_WHAT YOU SHOULD DO:_
Extract the lines that carry the string "powietrza" from the listing.

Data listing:
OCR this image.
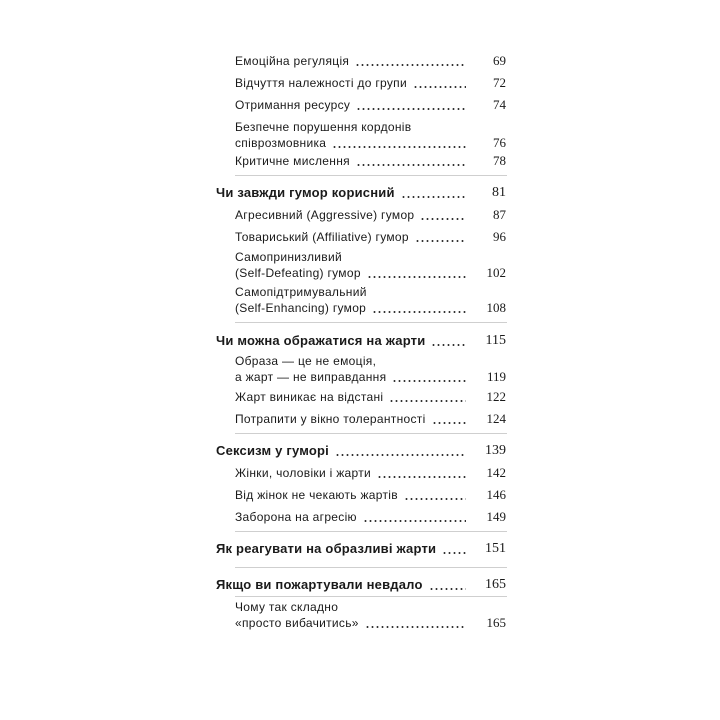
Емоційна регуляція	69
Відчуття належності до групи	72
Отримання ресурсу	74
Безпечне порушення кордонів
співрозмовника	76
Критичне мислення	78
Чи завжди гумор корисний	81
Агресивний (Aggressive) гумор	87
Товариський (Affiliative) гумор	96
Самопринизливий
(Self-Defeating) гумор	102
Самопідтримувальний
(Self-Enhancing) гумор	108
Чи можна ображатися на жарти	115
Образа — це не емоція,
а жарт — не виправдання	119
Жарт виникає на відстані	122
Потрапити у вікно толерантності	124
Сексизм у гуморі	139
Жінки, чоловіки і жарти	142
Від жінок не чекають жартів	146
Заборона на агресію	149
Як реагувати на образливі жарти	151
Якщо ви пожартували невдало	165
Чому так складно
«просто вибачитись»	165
--
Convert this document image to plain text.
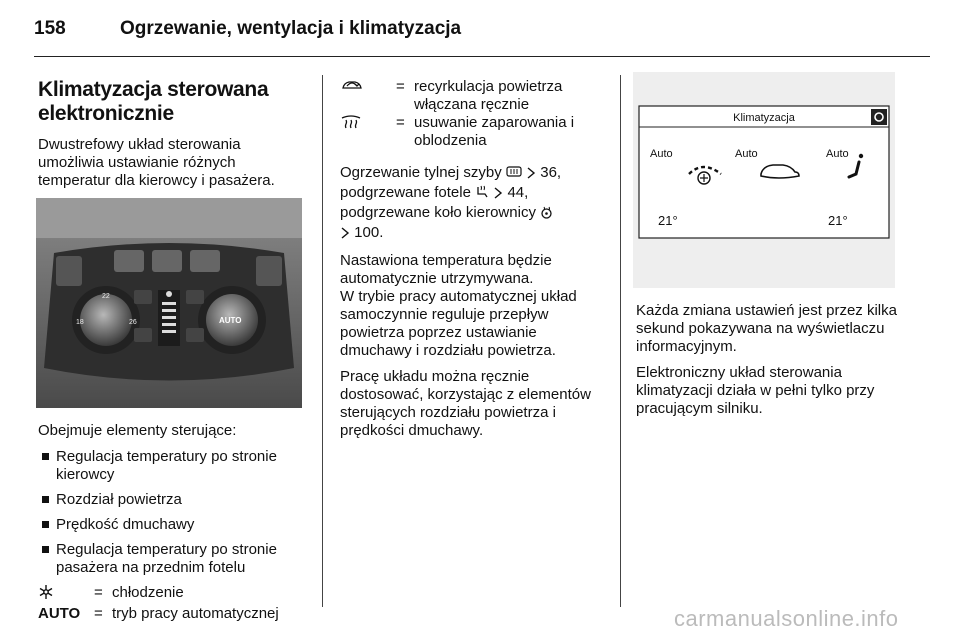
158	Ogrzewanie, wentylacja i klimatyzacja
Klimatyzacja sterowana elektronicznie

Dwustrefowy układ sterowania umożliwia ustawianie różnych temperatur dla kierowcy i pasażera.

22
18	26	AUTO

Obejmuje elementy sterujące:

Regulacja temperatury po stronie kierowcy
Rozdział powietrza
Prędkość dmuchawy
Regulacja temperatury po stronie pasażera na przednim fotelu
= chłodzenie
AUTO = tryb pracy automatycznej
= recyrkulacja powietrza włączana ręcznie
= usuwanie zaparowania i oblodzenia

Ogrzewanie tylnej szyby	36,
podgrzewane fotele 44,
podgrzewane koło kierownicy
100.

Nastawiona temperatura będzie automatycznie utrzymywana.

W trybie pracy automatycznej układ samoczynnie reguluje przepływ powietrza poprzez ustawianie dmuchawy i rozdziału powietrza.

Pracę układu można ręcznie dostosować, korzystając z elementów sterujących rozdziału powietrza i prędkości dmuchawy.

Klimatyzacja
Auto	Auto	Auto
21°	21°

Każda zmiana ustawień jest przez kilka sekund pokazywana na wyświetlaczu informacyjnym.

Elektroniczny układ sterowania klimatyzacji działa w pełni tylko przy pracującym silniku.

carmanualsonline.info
--
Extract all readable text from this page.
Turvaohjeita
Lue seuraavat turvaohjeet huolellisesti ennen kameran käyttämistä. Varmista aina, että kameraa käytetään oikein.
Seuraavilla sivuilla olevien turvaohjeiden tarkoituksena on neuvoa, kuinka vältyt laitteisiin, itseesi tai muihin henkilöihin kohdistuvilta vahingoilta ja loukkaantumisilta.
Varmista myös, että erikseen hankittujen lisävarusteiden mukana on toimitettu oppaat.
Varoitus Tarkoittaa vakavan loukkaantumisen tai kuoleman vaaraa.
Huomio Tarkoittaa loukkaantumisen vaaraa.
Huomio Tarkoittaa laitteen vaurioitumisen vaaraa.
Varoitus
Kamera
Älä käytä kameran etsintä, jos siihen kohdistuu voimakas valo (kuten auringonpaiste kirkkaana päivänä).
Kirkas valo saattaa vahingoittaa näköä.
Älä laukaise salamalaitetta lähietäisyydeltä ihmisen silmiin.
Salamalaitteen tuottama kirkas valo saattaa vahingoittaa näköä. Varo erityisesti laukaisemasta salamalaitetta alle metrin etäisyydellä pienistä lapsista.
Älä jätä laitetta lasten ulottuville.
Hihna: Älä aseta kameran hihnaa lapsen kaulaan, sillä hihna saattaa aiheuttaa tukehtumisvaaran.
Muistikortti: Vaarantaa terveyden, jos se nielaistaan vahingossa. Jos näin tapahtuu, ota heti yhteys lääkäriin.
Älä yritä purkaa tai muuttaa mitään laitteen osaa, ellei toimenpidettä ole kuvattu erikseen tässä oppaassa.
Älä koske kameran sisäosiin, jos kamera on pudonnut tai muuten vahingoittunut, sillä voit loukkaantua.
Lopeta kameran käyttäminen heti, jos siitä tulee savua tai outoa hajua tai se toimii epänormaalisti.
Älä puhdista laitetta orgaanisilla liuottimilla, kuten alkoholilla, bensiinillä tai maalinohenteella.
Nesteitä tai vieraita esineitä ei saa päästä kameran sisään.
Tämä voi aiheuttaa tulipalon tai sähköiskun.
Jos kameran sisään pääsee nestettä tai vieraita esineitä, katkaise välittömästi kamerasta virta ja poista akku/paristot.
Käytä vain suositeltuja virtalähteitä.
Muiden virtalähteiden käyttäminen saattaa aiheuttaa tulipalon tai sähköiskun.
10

_RIGHT ANSWER:_
Rozdział powietrza
= recyrkulacja powietrza włączana ręcznie
W trybie pracy automatycznej układ samoczynnie reguluje przepływ powietrza poprzez ustawianie dmuchawy i rozdziału powietrza.
Pracę układu można ręcznie dostosować, korzystając z elementów sterujących rozdziału powietrza i prędkości dmuchawy.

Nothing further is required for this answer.